§ **Instructions for the task**:
All lines featuring the string "JSON" are to be listed.

§ **Materials provided**:
_ _ _ _ _

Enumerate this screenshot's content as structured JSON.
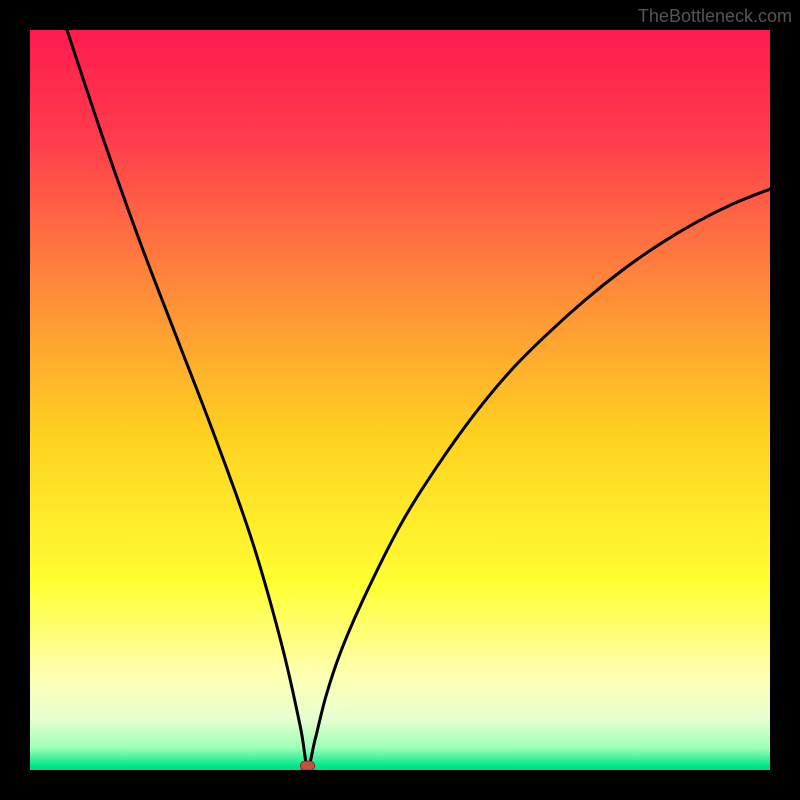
{
  "attribution": "TheBottleneck.com",
  "colors": {
    "frame": "#000000",
    "curve": "#000000",
    "marker_fill": "#c94f3f",
    "marker_stroke": "#8a2f22",
    "gradient_stops": [
      {
        "offset": 0.0,
        "color": "#ff1b4e"
      },
      {
        "offset": 0.15,
        "color": "#ff3d4c"
      },
      {
        "offset": 0.35,
        "color": "#ff8a3a"
      },
      {
        "offset": 0.55,
        "color": "#ffd21f"
      },
      {
        "offset": 0.75,
        "color": "#ffff33"
      },
      {
        "offset": 0.87,
        "color": "#ffffb0"
      },
      {
        "offset": 0.93,
        "color": "#e8ffcf"
      },
      {
        "offset": 0.97,
        "color": "#9effb8"
      },
      {
        "offset": 0.995,
        "color": "#00e58a"
      },
      {
        "offset": 1.0,
        "color": "#00dd88"
      }
    ]
  },
  "chart_data": {
    "type": "line",
    "title": "",
    "xlabel": "",
    "ylabel": "",
    "xlim": [
      0,
      100
    ],
    "ylim": [
      0,
      100
    ],
    "grid": false,
    "legend": false,
    "annotations": [],
    "axis_ticks_visible": false,
    "marker": {
      "x": 37.5,
      "y": 0.5
    },
    "series": [
      {
        "name": "curve",
        "x": [
          5,
          10,
          15,
          20,
          25,
          30,
          34,
          36.5,
          37.5,
          38.5,
          40,
          42,
          45,
          50,
          55,
          60,
          65,
          70,
          75,
          80,
          85,
          90,
          95,
          100
        ],
        "y": [
          100,
          85,
          71,
          58,
          45,
          31,
          17,
          6,
          0.5,
          4,
          10,
          16,
          23,
          33,
          41,
          48,
          54,
          59,
          63.5,
          67.5,
          71,
          74,
          76.5,
          78.5
        ]
      }
    ]
  }
}
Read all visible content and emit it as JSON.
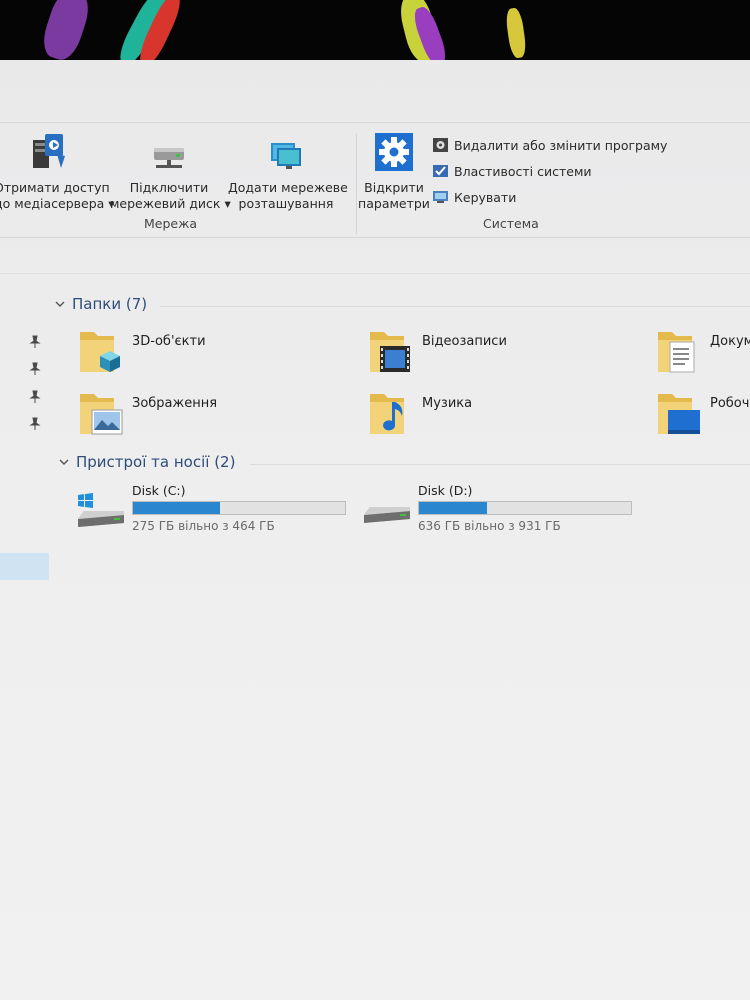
{
  "ribbon": {
    "buttons": [
      {
        "label1": "Отримати доступ",
        "label2": "до медіасервера ▾"
      },
      {
        "label1": "Підключити",
        "label2": "мережевий диск ▾"
      },
      {
        "label1": "Додати мережеве",
        "label2": "розташування"
      },
      {
        "label1": "Відкрити",
        "label2": "параметри"
      }
    ],
    "system_items": [
      {
        "label": "Видалити або змінити програму",
        "icon": "uninstall-icon"
      },
      {
        "label": "Властивості системи",
        "icon": "system-properties-icon"
      },
      {
        "label": "Керувати",
        "icon": "manage-icon"
      }
    ],
    "groups": {
      "network": "Мережа",
      "system": "Система"
    }
  },
  "folders_section": {
    "title": "Папки (7)",
    "items": [
      {
        "label": "3D-об'єкти",
        "icon": "3d-objects-folder-icon"
      },
      {
        "label": "Відеозаписи",
        "icon": "videos-folder-icon"
      },
      {
        "label": "Докум",
        "icon": "documents-folder-icon"
      },
      {
        "label": "Зображення",
        "icon": "pictures-folder-icon"
      },
      {
        "label": "Музика",
        "icon": "music-folder-icon"
      },
      {
        "label": "Робочи",
        "icon": "desktop-folder-icon"
      }
    ]
  },
  "devices_section": {
    "title": "Пристрої та носії (2)",
    "drives": [
      {
        "name": "Disk (C:)",
        "free_text": "275 ГБ вільно з 464 ГБ",
        "used_fraction": 0.41
      },
      {
        "name": "Disk (D:)",
        "free_text": "636 ГБ вільно з 931 ГБ",
        "used_fraction": 0.32
      }
    ]
  },
  "colors": {
    "accent": "#2b86d0",
    "section_title": "#2f4d7a",
    "folder": "#e8c25b"
  }
}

_ _ _ _ _

§ **Result below**:
Enumerate this screenshot's content as structured JSON.
Read all visible content and emit it as JSON.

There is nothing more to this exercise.